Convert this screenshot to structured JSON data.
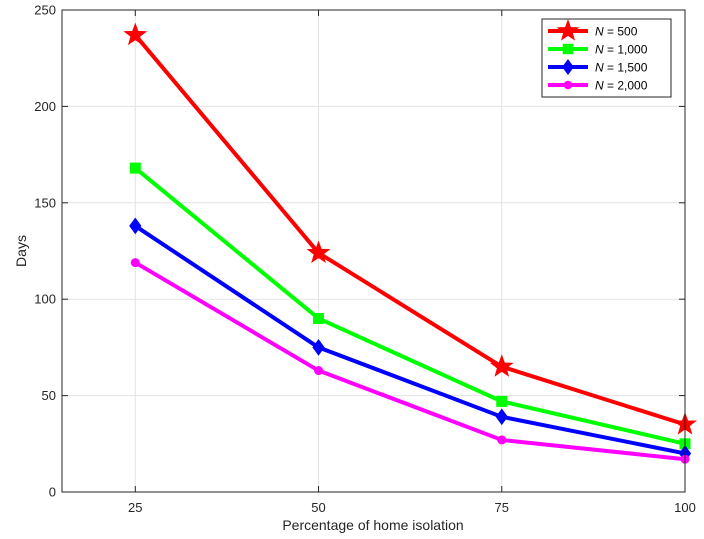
{
  "chart_data": {
    "type": "line",
    "title": "",
    "xlabel": "Percentage of home isolation",
    "ylabel": "Days",
    "x": [
      25,
      50,
      75,
      100
    ],
    "xlim": [
      15,
      100
    ],
    "ylim": [
      0,
      250
    ],
    "xticks": [
      25,
      50,
      75,
      100
    ],
    "yticks": [
      0,
      50,
      100,
      150,
      200,
      250
    ],
    "grid": true,
    "legend_position": "top-right",
    "series": [
      {
        "name": "N = 500",
        "name_var": "N",
        "name_value": " = 500",
        "color": "#ff0000",
        "marker": "star",
        "values": [
          237,
          124,
          65,
          35
        ]
      },
      {
        "name": "N = 1,000",
        "name_var": "N",
        "name_value": " = 1,000",
        "color": "#00ff00",
        "marker": "square",
        "values": [
          168,
          90,
          47,
          25
        ]
      },
      {
        "name": "N = 1,500",
        "name_var": "N",
        "name_value": " = 1,500",
        "color": "#0000ff",
        "marker": "diamond",
        "values": [
          138,
          75,
          39,
          20
        ]
      },
      {
        "name": "N = 2,000",
        "name_var": "N",
        "name_value": " = 2,000",
        "color": "#ff00ff",
        "marker": "circle",
        "values": [
          119,
          63,
          27,
          17
        ]
      }
    ]
  }
}
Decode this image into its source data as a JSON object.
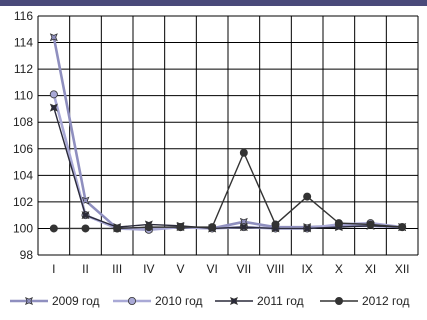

^^^^

[Exercise prompt]
Output the full set of records above without changing a word, and drop the images.

[Solution]
Convert this screenshot to structured JSON data.
{
  "chart_data": {
    "type": "line",
    "title": "",
    "xlabel": "Percentage of home isolation",
    "ylabel": "Days",
    "x": [
      25,
      50,
      75,
      100
    ],
    "xlim": [
      15,
      100
    ],
    "ylim": [
      0,
      250
    ],
    "xticks": [
      25,
      50,
      75,
      100
    ],
    "yticks": [
      0,
      50,
      100,
      150,
      200,
      250
    ],
    "grid": true,
    "legend_position": "top-right",
    "series": [
      {
        "name": "N = 500",
        "name_var": "N",
        "name_value": " = 500",
        "color": "#ff0000",
        "marker": "star",
        "values": [
          237,
          124,
          65,
          35
        ]
      },
      {
        "name": "N = 1,000",
        "name_var": "N",
        "name_value": " = 1,000",
        "color": "#00ff00",
        "marker": "square",
        "values": [
          168,
          90,
          47,
          25
        ]
      },
      {
        "name": "N = 1,500",
        "name_var": "N",
        "name_value": " = 1,500",
        "color": "#0000ff",
        "marker": "diamond",
        "values": [
          138,
          75,
          39,
          20
        ]
      },
      {
        "name": "N = 2,000",
        "name_var": "N",
        "name_value": " = 2,000",
        "color": "#ff00ff",
        "marker": "circle",
        "values": [
          119,
          63,
          27,
          17
        ]
      }
    ]
  }
}
Decode this image into its source data as a JSON object.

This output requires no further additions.